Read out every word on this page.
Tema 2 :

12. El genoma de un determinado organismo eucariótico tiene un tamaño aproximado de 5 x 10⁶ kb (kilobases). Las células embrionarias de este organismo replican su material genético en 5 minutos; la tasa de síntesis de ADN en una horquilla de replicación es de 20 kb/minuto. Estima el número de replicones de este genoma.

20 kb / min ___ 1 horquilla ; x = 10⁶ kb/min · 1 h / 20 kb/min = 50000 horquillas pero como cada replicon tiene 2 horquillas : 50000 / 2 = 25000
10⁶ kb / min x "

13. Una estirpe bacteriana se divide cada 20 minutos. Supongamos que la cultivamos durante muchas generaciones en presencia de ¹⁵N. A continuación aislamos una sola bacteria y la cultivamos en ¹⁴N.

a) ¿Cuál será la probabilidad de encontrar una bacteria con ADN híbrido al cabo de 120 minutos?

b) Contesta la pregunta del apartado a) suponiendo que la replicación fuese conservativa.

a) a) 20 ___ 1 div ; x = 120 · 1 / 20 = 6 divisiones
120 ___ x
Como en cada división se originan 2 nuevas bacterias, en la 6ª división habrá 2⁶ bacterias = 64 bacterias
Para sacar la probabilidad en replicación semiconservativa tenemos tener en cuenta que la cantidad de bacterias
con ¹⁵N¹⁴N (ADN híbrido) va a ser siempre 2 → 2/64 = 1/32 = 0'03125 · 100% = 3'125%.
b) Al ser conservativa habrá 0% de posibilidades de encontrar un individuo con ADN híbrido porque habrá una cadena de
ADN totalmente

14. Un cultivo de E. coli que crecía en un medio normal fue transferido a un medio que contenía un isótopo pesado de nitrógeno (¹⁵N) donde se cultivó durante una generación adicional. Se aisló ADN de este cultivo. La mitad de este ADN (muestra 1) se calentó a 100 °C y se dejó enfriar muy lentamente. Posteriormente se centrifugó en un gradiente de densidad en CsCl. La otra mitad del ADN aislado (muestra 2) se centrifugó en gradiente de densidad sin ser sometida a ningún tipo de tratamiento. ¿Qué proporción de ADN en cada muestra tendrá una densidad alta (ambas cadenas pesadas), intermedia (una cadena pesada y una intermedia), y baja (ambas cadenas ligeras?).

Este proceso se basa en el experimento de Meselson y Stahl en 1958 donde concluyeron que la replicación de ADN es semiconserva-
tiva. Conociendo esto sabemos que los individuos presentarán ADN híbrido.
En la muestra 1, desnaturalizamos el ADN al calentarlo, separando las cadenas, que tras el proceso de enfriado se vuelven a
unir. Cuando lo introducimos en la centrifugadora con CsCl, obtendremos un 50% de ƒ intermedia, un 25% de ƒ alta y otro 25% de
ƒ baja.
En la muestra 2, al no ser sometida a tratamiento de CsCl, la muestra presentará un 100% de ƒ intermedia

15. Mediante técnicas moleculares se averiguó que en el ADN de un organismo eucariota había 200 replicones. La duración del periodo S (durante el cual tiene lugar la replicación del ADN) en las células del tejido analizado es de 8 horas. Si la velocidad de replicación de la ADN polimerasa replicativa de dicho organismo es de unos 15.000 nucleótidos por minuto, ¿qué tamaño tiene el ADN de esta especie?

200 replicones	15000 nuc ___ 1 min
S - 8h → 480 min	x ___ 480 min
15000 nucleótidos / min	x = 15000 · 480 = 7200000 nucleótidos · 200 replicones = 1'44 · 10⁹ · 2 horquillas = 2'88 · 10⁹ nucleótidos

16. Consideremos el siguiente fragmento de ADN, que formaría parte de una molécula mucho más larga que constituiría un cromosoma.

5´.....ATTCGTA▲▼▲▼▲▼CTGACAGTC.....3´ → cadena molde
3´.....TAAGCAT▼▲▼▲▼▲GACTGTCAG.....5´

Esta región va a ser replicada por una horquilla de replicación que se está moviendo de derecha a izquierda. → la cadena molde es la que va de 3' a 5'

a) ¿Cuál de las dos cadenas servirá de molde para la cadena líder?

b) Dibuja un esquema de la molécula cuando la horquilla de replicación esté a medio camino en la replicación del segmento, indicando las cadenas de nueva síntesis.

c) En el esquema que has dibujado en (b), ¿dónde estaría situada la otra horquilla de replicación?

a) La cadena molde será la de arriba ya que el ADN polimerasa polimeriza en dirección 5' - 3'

····················

Task description: Would you please print every record exactly as written?

Your response:
Read out every word on this page.
Tema 2 :

12. El genoma de un determinado organismo eucariótico tiene un tamaño aproximado de 5 x 10⁶ kb (kilobases). Las células embrionarias de este organismo replican su material genético en 5 minutos; la tasa de síntesis de ADN en una horquilla de replicación es de 20 kb/minuto. Estima el número de replicones de este genoma.

20 kb / min ___ 1 horquilla ; x = 10⁶ kb/min · 1 h / 20 kb/min = 50000 horquillas pero como cada replicon tiene 2 horquillas : 50000 / 2 = 25000
10⁶ kb / min x "

13. Una estirpe bacteriana se divide cada 20 minutos. Supongamos que la cultivamos durante muchas generaciones en presencia de ¹⁵N. A continuación aislamos una sola bacteria y la cultivamos en ¹⁴N.

a) ¿Cuál será la probabilidad de encontrar una bacteria con ADN híbrido al cabo de 120 minutos?

b) Contesta la pregunta del apartado a) suponiendo que la replicación fuese conservativa.

a) a) 20 ___ 1 div ; x = 120 · 1 / 20 = 6 divisiones
120 ___ x
Como en cada división se originan 2 nuevas bacterias, en la 6ª división habrá 2⁶ bacterias = 64 bacterias
Para sacar la probabilidad en replicación semiconservativa tenemos tener en cuenta que la cantidad de bacterias
con ¹⁵N¹⁴N (ADN híbrido) va a ser siempre 2 → 2/64 = 1/32 = 0'03125 · 100% = 3'125%.
b) Al ser conservativa habrá 0% de posibilidades de encontrar un individuo con ADN híbrido porque habrá una cadena de
ADN totalmente

14. Un cultivo de E. coli que crecía en un medio normal fue transferido a un medio que contenía un isótopo pesado de nitrógeno (¹⁵N) donde se cultivó durante una generación adicional. Se aisló ADN de este cultivo. La mitad de este ADN (muestra 1) se calentó a 100 °C y se dejó enfriar muy lentamente. Posteriormente se centrifugó en un gradiente de densidad en CsCl. La otra mitad del ADN aislado (muestra 2) se centrifugó en gradiente de densidad sin ser sometida a ningún tipo de tratamiento. ¿Qué proporción de ADN en cada muestra tendrá una densidad alta (ambas cadenas pesadas), intermedia (una cadena pesada y una intermedia), y baja (ambas cadenas ligeras?).

Este proceso se basa en el experimento de Meselson y Stahl en 1958 donde concluyeron que la replicación de ADN es semiconserva-
tiva. Conociendo esto sabemos que los individuos presentarán ADN híbrido.
En la muestra 1, desnaturalizamos el ADN al calentarlo, separando las cadenas, que tras el proceso de enfriado se vuelven a
unir. Cuando lo introducimos en la centrifugadora con CsCl, obtendremos un 50% de ƒ intermedia, un 25% de ƒ alta y otro 25% de
ƒ baja.
En la muestra 2, al no ser sometida a tratamiento de CsCl, la muestra presentará un 100% de ƒ intermedia

15. Mediante técnicas moleculares se averiguó que en el ADN de un organismo eucariota había 200 replicones. La duración del periodo S (durante el cual tiene lugar la replicación del ADN) en las células del tejido analizado es de 8 horas. Si la velocidad de replicación de la ADN polimerasa replicativa de dicho organismo es de unos 15.000 nucleótidos por minuto, ¿qué tamaño tiene el ADN de esta especie?

200 replicones	15000 nuc ___ 1 min
S - 8h → 480 min	x ___ 480 min
15000 nucleótidos / min	x = 15000 · 480 = 7200000 nucleótidos · 200 replicones = 1'44 · 10⁹ · 2 horquillas = 2'88 · 10⁹ nucleótidos

16. Consideremos el siguiente fragmento de ADN, que formaría parte de una molécula mucho más larga que constituiría un cromosoma.

5´.....ATTCGTA▲▼▲▼▲▼CTGACAGTC.....3´ → cadena molde
3´.....TAAGCAT▼▲▼▲▼▲GACTGTCAG.....5´

Esta región va a ser replicada por una horquilla de replicación que se está moviendo de derecha a izquierda. → la cadena molde es la que va de 3' a 5'

a) ¿Cuál de las dos cadenas servirá de molde para la cadena líder?

b) Dibuja un esquema de la molécula cuando la horquilla de replicación esté a medio camino en la replicación del segmento, indicando las cadenas de nueva síntesis.

c) En el esquema que has dibujado en (b), ¿dónde estaría situada la otra horquilla de replicación?

a) La cadena molde será la de arriba ya que el ADN polimerasa polimeriza en dirección 5' - 3'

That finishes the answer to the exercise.